Stored dataset items:
╔══

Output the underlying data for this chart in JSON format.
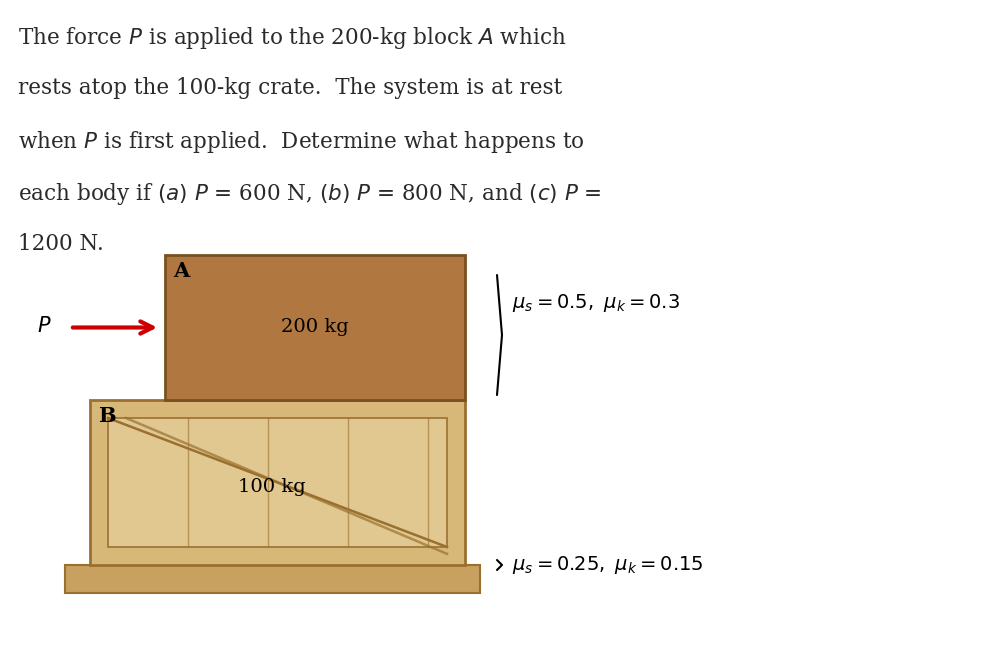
{
  "bg_color": "#ffffff",
  "text_color": "#2a2a2a",
  "block_A_color": "#b07840",
  "block_A_edge": "#7a5020",
  "crate_B_face": "#d8b878",
  "crate_B_edge": "#9a7030",
  "crate_B_inner": "#e0c890",
  "crate_lines_color": "#9a7030",
  "floor_color": "#c8a060",
  "floor_edge": "#9a7030",
  "arrow_color": "#cc0000",
  "line1": "The force $P$ is applied to the 200-kg block $A$ which",
  "line2": "rests atop the 100-kg crate.  The system is at rest",
  "line3": "when $P$ is first applied.  Determine what happens to",
  "line4": "each body if $(a)$ $P$ = 600 N, $(b)$ $P$ = 800 N, and $(c)$ $P$ =",
  "line5": "1200 N.",
  "mu_top": "$\\mu_s = 0.5,\\ \\mu_k = 0.3$",
  "mu_bot": "$\\mu_s = 0.25,\\ \\mu_k = 0.15$",
  "label_200": "200 kg",
  "label_100": "100 kg",
  "label_A": "$A$",
  "label_B": "$B$",
  "label_P": "$P$"
}
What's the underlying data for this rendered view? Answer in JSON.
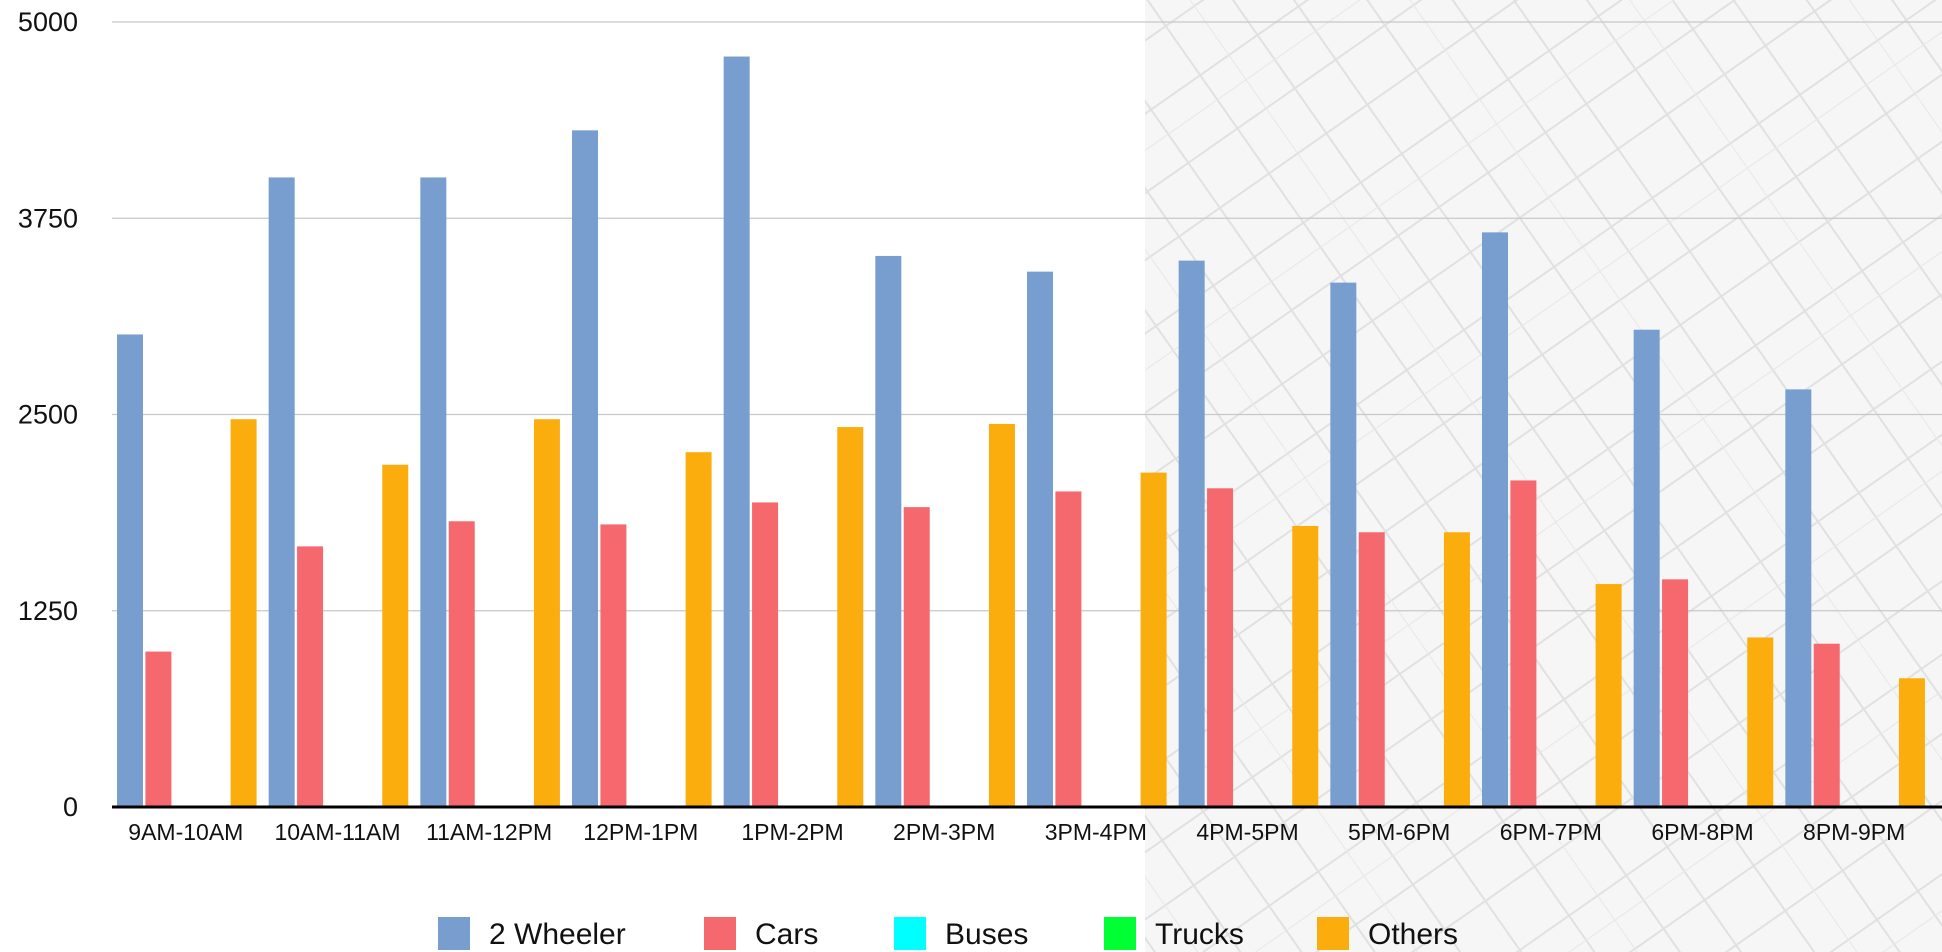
{
  "chart_data": {
    "type": "bar",
    "title": "",
    "xlabel": "",
    "ylabel": "",
    "ylim": [
      0,
      5000
    ],
    "yticks": [
      "0",
      "1250",
      "2500",
      "3750",
      "5000"
    ],
    "grid": true,
    "legend_position": "bottom",
    "categories": [
      "9AM-10AM",
      "10AM-11AM",
      "11AM-12PM",
      "12PM-1PM",
      "1PM-2PM",
      "2PM-3PM",
      "3PM-4PM",
      "4PM-5PM",
      "5PM-6PM",
      "6PM-7PM",
      "6PM-8PM",
      "8PM-9PM"
    ],
    "series": [
      {
        "name": "2 Wheeler",
        "color": "#779ECF",
        "values": [
          3010,
          4010,
          4010,
          4310,
          4780,
          3510,
          3410,
          3480,
          3340,
          3660,
          3040,
          2660
        ]
      },
      {
        "name": "Cars",
        "color": "#F5686D",
        "values": [
          990,
          1660,
          1820,
          1800,
          1940,
          1910,
          2010,
          2030,
          1750,
          2080,
          1450,
          1040
        ]
      },
      {
        "name": "Buses",
        "color": "#00FFFF",
        "values": [
          0,
          0,
          0,
          0,
          0,
          0,
          0,
          0,
          0,
          0,
          0,
          0
        ]
      },
      {
        "name": "Trucks",
        "color": "#00FF33",
        "values": [
          0,
          0,
          0,
          0,
          0,
          0,
          0,
          0,
          0,
          0,
          0,
          0
        ]
      },
      {
        "name": "Others",
        "color": "#FBAD0E",
        "values": [
          2470,
          2180,
          2470,
          2260,
          2420,
          2440,
          2130,
          1790,
          1750,
          1420,
          1080,
          820
        ]
      }
    ]
  }
}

╚══

◆ AIM ◆
Go through the entries above and output them exactly, without pictures.

◆ RIGHT ANSWER ◆
Output the underlying data for this chart in JSON format.
{
  "bg_color": "#ffffff",
  "text_color": "#2a2a2a",
  "block_A_color": "#b07840",
  "block_A_edge": "#7a5020",
  "crate_B_face": "#d8b878",
  "crate_B_edge": "#9a7030",
  "crate_B_inner": "#e0c890",
  "crate_lines_color": "#9a7030",
  "floor_color": "#c8a060",
  "floor_edge": "#9a7030",
  "arrow_color": "#cc0000",
  "line1": "The force $P$ is applied to the 200-kg block $A$ which",
  "line2": "rests atop the 100-kg crate.  The system is at rest",
  "line3": "when $P$ is first applied.  Determine what happens to",
  "line4": "each body if $(a)$ $P$ = 600 N, $(b)$ $P$ = 800 N, and $(c)$ $P$ =",
  "line5": "1200 N.",
  "mu_top": "$\\mu_s = 0.5,\\ \\mu_k = 0.3$",
  "mu_bot": "$\\mu_s = 0.25,\\ \\mu_k = 0.15$",
  "label_200": "200 kg",
  "label_100": "100 kg",
  "label_A": "$A$",
  "label_B": "$B$",
  "label_P": "$P$"
}
What's the underlying data for this rendered view? Answer in JSON.
{
  "chart_data": {
    "type": "bar",
    "title": "",
    "xlabel": "",
    "ylabel": "",
    "ylim": [
      0,
      5000
    ],
    "yticks": [
      "0",
      "1250",
      "2500",
      "3750",
      "5000"
    ],
    "grid": true,
    "legend_position": "bottom",
    "categories": [
      "9AM-10AM",
      "10AM-11AM",
      "11AM-12PM",
      "12PM-1PM",
      "1PM-2PM",
      "2PM-3PM",
      "3PM-4PM",
      "4PM-5PM",
      "5PM-6PM",
      "6PM-7PM",
      "6PM-8PM",
      "8PM-9PM"
    ],
    "series": [
      {
        "name": "2 Wheeler",
        "color": "#779ECF",
        "values": [
          3010,
          4010,
          4010,
          4310,
          4780,
          3510,
          3410,
          3480,
          3340,
          3660,
          3040,
          2660
        ]
      },
      {
        "name": "Cars",
        "color": "#F5686D",
        "values": [
          990,
          1660,
          1820,
          1800,
          1940,
          1910,
          2010,
          2030,
          1750,
          2080,
          1450,
          1040
        ]
      },
      {
        "name": "Buses",
        "color": "#00FFFF",
        "values": [
          0,
          0,
          0,
          0,
          0,
          0,
          0,
          0,
          0,
          0,
          0,
          0
        ]
      },
      {
        "name": "Trucks",
        "color": "#00FF33",
        "values": [
          0,
          0,
          0,
          0,
          0,
          0,
          0,
          0,
          0,
          0,
          0,
          0
        ]
      },
      {
        "name": "Others",
        "color": "#FBAD0E",
        "values": [
          2470,
          2180,
          2470,
          2260,
          2420,
          2440,
          2130,
          1790,
          1750,
          1420,
          1080,
          820
        ]
      }
    ]
  }
}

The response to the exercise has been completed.